* Begin Task inputs *

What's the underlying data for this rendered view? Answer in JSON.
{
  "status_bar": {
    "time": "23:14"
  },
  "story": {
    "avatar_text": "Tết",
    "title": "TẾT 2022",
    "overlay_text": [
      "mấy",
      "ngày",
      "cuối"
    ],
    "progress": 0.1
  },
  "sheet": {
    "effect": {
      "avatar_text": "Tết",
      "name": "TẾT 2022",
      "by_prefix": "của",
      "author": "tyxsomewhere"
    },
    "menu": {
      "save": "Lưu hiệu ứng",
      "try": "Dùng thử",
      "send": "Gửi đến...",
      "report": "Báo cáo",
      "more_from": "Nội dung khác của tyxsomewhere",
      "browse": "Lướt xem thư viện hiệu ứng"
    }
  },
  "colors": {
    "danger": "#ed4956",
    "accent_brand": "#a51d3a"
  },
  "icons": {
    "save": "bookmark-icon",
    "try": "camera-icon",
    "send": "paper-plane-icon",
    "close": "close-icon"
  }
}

* End Task inputs *
* Begin Task inputs *

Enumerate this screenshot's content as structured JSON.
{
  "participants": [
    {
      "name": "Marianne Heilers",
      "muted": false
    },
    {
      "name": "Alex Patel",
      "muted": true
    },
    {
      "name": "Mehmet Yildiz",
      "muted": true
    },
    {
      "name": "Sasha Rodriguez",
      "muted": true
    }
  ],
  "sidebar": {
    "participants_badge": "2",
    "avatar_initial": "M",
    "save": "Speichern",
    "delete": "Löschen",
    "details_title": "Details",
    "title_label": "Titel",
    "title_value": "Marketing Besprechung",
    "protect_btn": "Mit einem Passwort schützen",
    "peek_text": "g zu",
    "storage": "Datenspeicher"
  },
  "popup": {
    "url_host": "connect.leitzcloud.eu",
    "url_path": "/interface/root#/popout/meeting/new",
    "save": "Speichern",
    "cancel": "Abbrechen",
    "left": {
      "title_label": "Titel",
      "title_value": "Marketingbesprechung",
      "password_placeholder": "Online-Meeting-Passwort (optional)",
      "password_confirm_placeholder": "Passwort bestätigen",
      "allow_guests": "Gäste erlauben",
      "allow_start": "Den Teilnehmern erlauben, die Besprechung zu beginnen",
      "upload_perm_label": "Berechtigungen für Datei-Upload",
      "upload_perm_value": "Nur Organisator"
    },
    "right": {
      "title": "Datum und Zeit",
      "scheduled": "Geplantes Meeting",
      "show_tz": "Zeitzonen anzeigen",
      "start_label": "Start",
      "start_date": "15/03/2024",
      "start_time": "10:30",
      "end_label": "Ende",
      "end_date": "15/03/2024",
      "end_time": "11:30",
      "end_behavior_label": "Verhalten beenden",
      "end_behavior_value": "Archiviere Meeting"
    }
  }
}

* End Task inputs *

--- The exercise ---
Return every line in the listing that contains the word "name".

--- Response to the task ---
      "name": "TẾT 2022",
      "name": "Marianne Heilers",
      "name": "Alex Patel",
      "name": "Mehmet Yildiz",
      "name": "Sasha Rodriguez",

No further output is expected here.